• _WORK REQUIRED_
Restate the data below word for word. Skip any images it contains.

• _SOURCE DATA_

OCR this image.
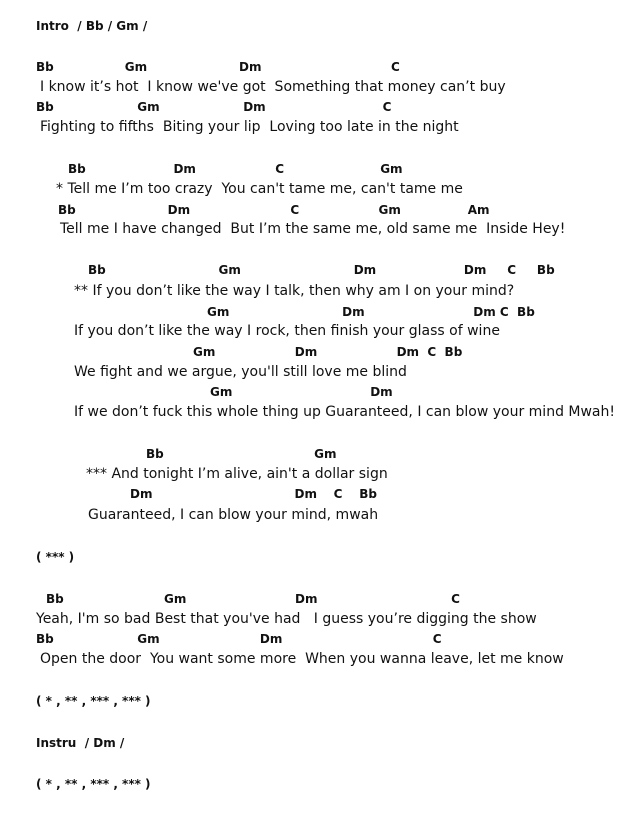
Intro  / Bb / Gm /
Bb                 Gm                      Dm                               C
I know it’s hot  I know we've got  Something that money can’t buy
Bb                    Gm                    Dm                            C
Fighting to fifths  Biting your lip  Loving too late in the night
Bb                     Dm                   C                       Gm
* Tell me I’m too crazy  You can't tame me, can't tame me
Bb                      Dm                        C                   Gm                Am
Tell me I have changed  But I’m the same me, old same me  Inside Hey!
Bb                           Gm                           Dm                     Dm     C     Bb
** If you don’t like the way I talk, then why am I on your mind?
Gm                           Dm                          Dm C  Bb
If you don’t like the way I rock, then finish your glass of wine
Gm                   Dm                   Dm  C  Bb
We fight and we argue, you'll still love me blind
Gm                                 Dm
If we don’t fuck this whole thing up Guaranteed, I can blow your mind Mwah!
Bb                                    Gm
*** And tonight I’m alive, ain't a dollar sign
Dm                                  Dm    C    Bb
Guaranteed, I can blow your mind, mwah
( *** )
Bb                        Gm                          Dm                                C
Yeah, I'm so bad Best that you've had   I guess you’re digging the show
Bb                    Gm                        Dm                                    C
Open the door  You want some more  When you wanna leave, let me know
( * , ** , *** , *** )
Instru  / Dm /
( * , ** , *** , *** )
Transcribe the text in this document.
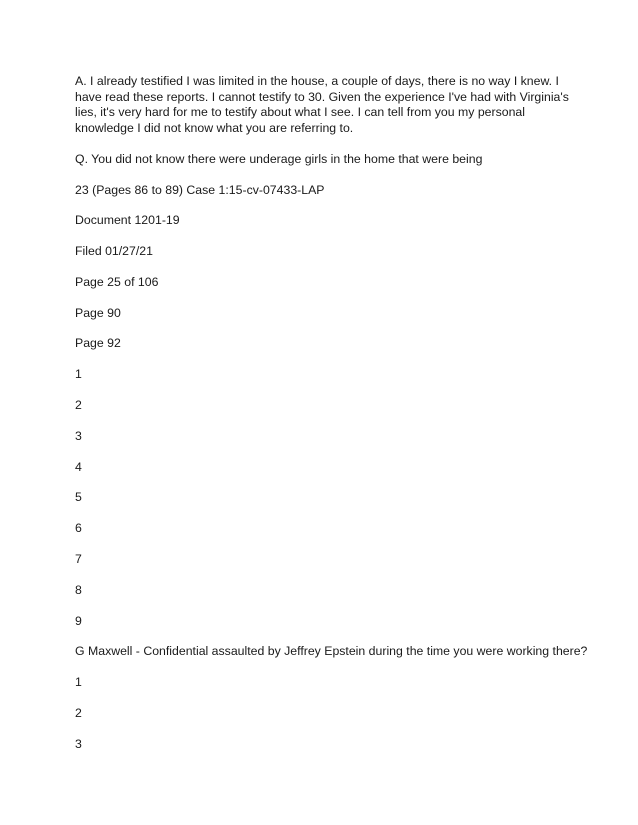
A. I already testified I was limited in the house, a couple of days, there is no way I knew. I have read these reports. I cannot testify to 30. Given the experience I've had with Virginia's lies, it's very hard for me to testify about what I see. I can tell from you my personal knowledge I did not know what you are referring to.

Q. You did not know there were underage girls in the home that were being

23 (Pages 86 to 89) Case 1:15-cv-07433-LAP

Document 1201-19

Filed 01/27/21

Page 25 of 106

Page 90

Page 92

1

2

3

4

5

6

7

8

9

G Maxwell - Confidential assaulted by Jeffrey Epstein during the time you were working there?

1

2

3
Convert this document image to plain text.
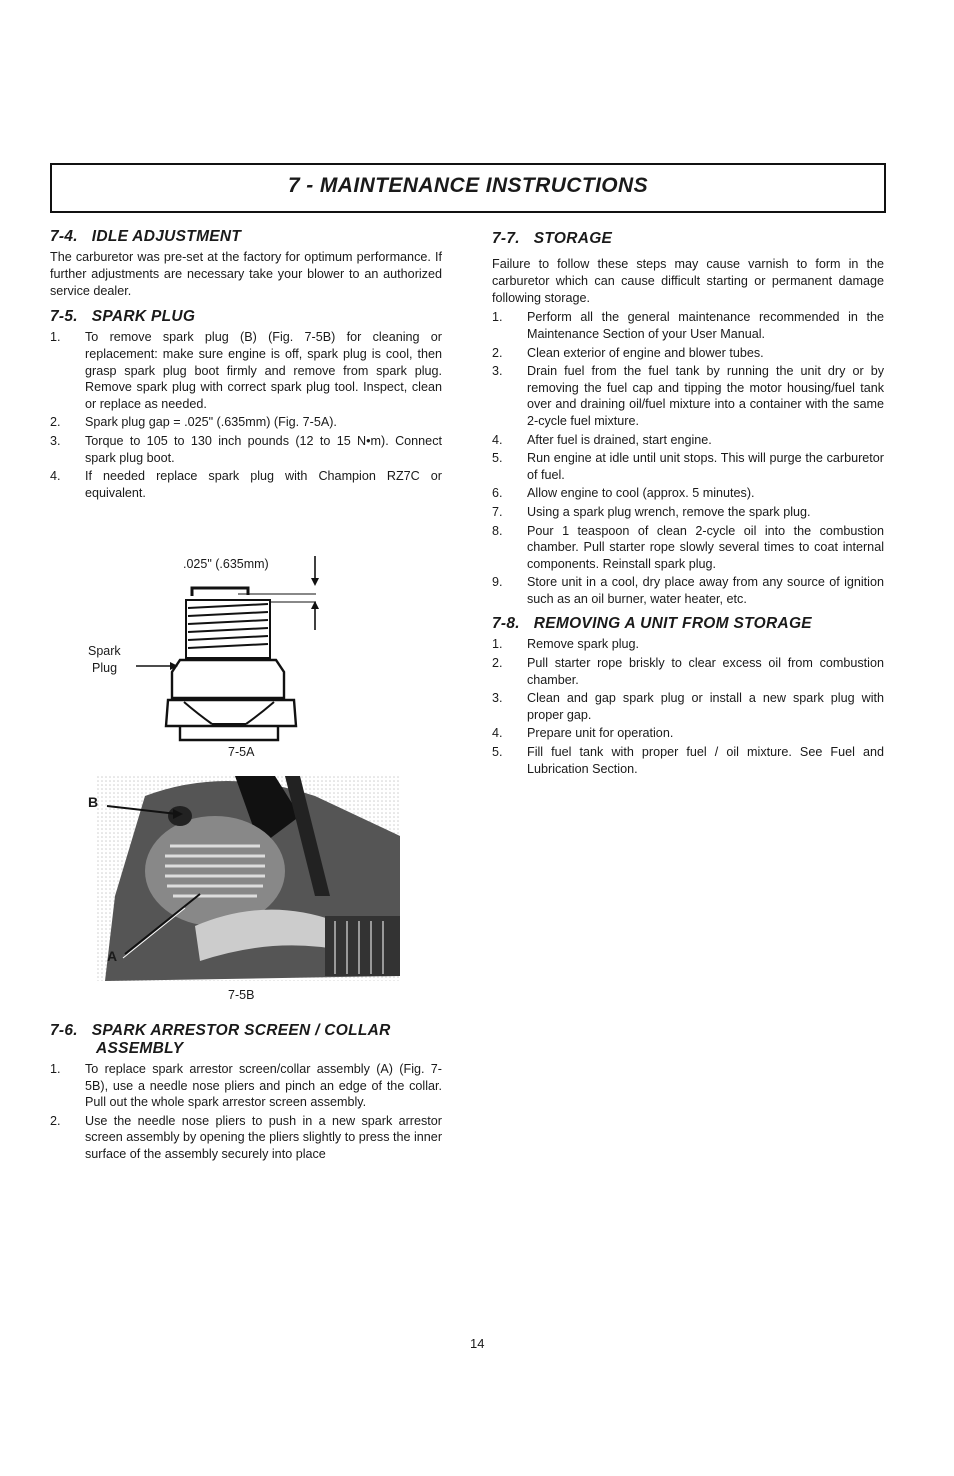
7 - MAINTENANCE INSTRUCTIONS
7-4.   IDLE ADJUSTMENT

The carburetor was pre-set at the factory for optimum performance. If further adjustments are necessary take your blower to an authorized service dealer.

7-5.   SPARK PLUG
1. To remove spark plug (B) (Fig. 7-5B) for cleaning or replacement: make sure engine is off, spark plug is cool, then grasp spark plug boot firmly and remove from spark plug. Remove spark plug with correct spark plug tool. Inspect, clean or replace as needed.
2. Spark plug gap = .025" (.635mm) (Fig. 7-5A).
3. Torque to 105 to 130 inch pounds (12 to 15 N•m). Connect spark plug boot.
4. If needed replace spark plug with Champion RZ7C or equivalent.
.025" (.635mm)
Spark
Plug
7-5A
B
A
7-5B
7-6.   SPARK ARRESTOR SCREEN / COLLAR
ASSEMBLY
1. To replace spark arrestor screen/collar assembly (A) (Fig. 7-5B), use a needle nose pliers and pinch an edge of the collar. Pull out the whole spark arrestor screen assembly.
2. Use the needle nose pliers to push in a new spark arrestor screen assembly by opening the pliers slightly to press the inner surface of the assembly securely into place
7-7.   STORAGE

Failure to follow these steps may cause varnish to form in the carburetor which can cause difficult starting or permanent damage following storage.

1. Perform all the general maintenance recommended in the Maintenance Section of your User Manual.
2. Clean exterior of engine and blower tubes.
3. Drain fuel from the fuel tank by running the unit dry or by removing the fuel cap and tipping the motor housing/fuel tank over and draining oil/fuel mixture into a container with the same 2-cycle fuel mixture.
4. After fuel is drained, start engine.
5. Run engine at idle until unit stops. This will purge the carburetor of fuel.
6. Allow engine to cool (approx. 5 minutes).
7. Using a spark plug wrench, remove the spark plug.
8. Pour 1 teaspoon of clean 2-cycle oil into the combustion chamber. Pull starter rope slowly several times to coat internal components. Reinstall spark plug.
9. Store unit in a cool, dry place away from any source of ignition such as an oil burner, water heater, etc.
7-8.   REMOVING A UNIT FROM STORAGE
1. Remove spark plug.
2. Pull starter rope briskly to clear excess oil from combustion chamber.
3. Clean and gap spark plug or install a new spark plug with proper gap.
4. Prepare unit for operation.
5. Fill fuel tank with proper fuel / oil mixture. See Fuel and Lubrication Section.
14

• _SOLUTION BELOW_
OCR this image.
Intro  / Bb / Gm /
Bb                 Gm                      Dm                               C
I know it’s hot  I know we've got  Something that money can’t buy
Bb                    Gm                    Dm                            C
Fighting to fifths  Biting your lip  Loving too late in the night
Bb                     Dm                   C                       Gm
* Tell me I’m too crazy  You can't tame me, can't tame me
Bb                      Dm                        C                   Gm                Am
Tell me I have changed  But I’m the same me, old same me  Inside Hey!
Bb                           Gm                           Dm                     Dm     C     Bb
** If you don’t like the way I talk, then why am I on your mind?
Gm                           Dm                          Dm C  Bb
If you don’t like the way I rock, then finish your glass of wine
Gm                   Dm                   Dm  C  Bb
We fight and we argue, you'll still love me blind
Gm                                 Dm
If we don’t fuck this whole thing up Guaranteed, I can blow your mind Mwah!
Bb                                    Gm
*** And tonight I’m alive, ain't a dollar sign
Dm                                  Dm    C    Bb
Guaranteed, I can blow your mind, mwah
( *** )
Bb                        Gm                          Dm                                C
Yeah, I'm so bad Best that you've had   I guess you’re digging the show
Bb                    Gm                        Dm                                    C
Open the door  You want some more  When you wanna leave, let me know
( * , ** , *** , *** )
Instru  / Dm /
( * , ** , *** , *** )
Transcribe the text in this document.
A. I already testified I was limited in the house, a couple of days, there is no way I knew. I have read these reports. I cannot testify to 30. Given the experience I've had with Virginia's lies, it's very hard for me to testify about what I see. I can tell from you my personal knowledge I did not know what you are referring to.

Q. You did not know there were underage girls in the home that were being

23 (Pages 86 to 89) Case 1:15-cv-07433-LAP

Document 1201-19

Filed 01/27/21

Page 25 of 106

Page 90

Page 92

1

2

3

4

5

6

7

8

9

G Maxwell - Confidential assaulted by Jeffrey Epstein during the time you were working there?

1

2

3
Convert this document image to plain text.
7 - MAINTENANCE INSTRUCTIONS
7-4.   IDLE ADJUSTMENT

The carburetor was pre-set at the factory for optimum performance. If further adjustments are necessary take your blower to an authorized service dealer.

7-5.   SPARK PLUG
1. To remove spark plug (B) (Fig. 7-5B) for cleaning or replacement: make sure engine is off, spark plug is cool, then grasp spark plug boot firmly and remove from spark plug. Remove spark plug with correct spark plug tool. Inspect, clean or replace as needed.
2. Spark plug gap = .025" (.635mm) (Fig. 7-5A).
3. Torque to 105 to 130 inch pounds (12 to 15 N•m). Connect spark plug boot.
4. If needed replace spark plug with Champion RZ7C or equivalent.
.025" (.635mm)
Spark
Plug
7-5A
B
A
7-5B
7-6.   SPARK ARRESTOR SCREEN / COLLAR
ASSEMBLY
1. To replace spark arrestor screen/collar assembly (A) (Fig. 7-5B), use a needle nose pliers and pinch an edge of the collar. Pull out the whole spark arrestor screen assembly.
2. Use the needle nose pliers to push in a new spark arrestor screen assembly by opening the pliers slightly to press the inner surface of the assembly securely into place
7-7.   STORAGE

Failure to follow these steps may cause varnish to form in the carburetor which can cause difficult starting or permanent damage following storage.

1. Perform all the general maintenance recommended in the Maintenance Section of your User Manual.
2. Clean exterior of engine and blower tubes.
3. Drain fuel from the fuel tank by running the unit dry or by removing the fuel cap and tipping the motor housing/fuel tank over and draining oil/fuel mixture into a container with the same 2-cycle fuel mixture.
4. After fuel is drained, start engine.
5. Run engine at idle until unit stops. This will purge the carburetor of fuel.
6. Allow engine to cool (approx. 5 minutes).
7. Using a spark plug wrench, remove the spark plug.
8. Pour 1 teaspoon of clean 2-cycle oil into the combustion chamber. Pull starter rope slowly several times to coat internal components. Reinstall spark plug.
9. Store unit in a cool, dry place away from any source of ignition such as an oil burner, water heater, etc.
7-8.   REMOVING A UNIT FROM STORAGE
1. Remove spark plug.
2. Pull starter rope briskly to clear excess oil from combustion chamber.
3. Clean and gap spark plug or install a new spark plug with proper gap.
4. Prepare unit for operation.
5. Fill fuel tank with proper fuel / oil mixture. See Fuel and Lubrication Section.
14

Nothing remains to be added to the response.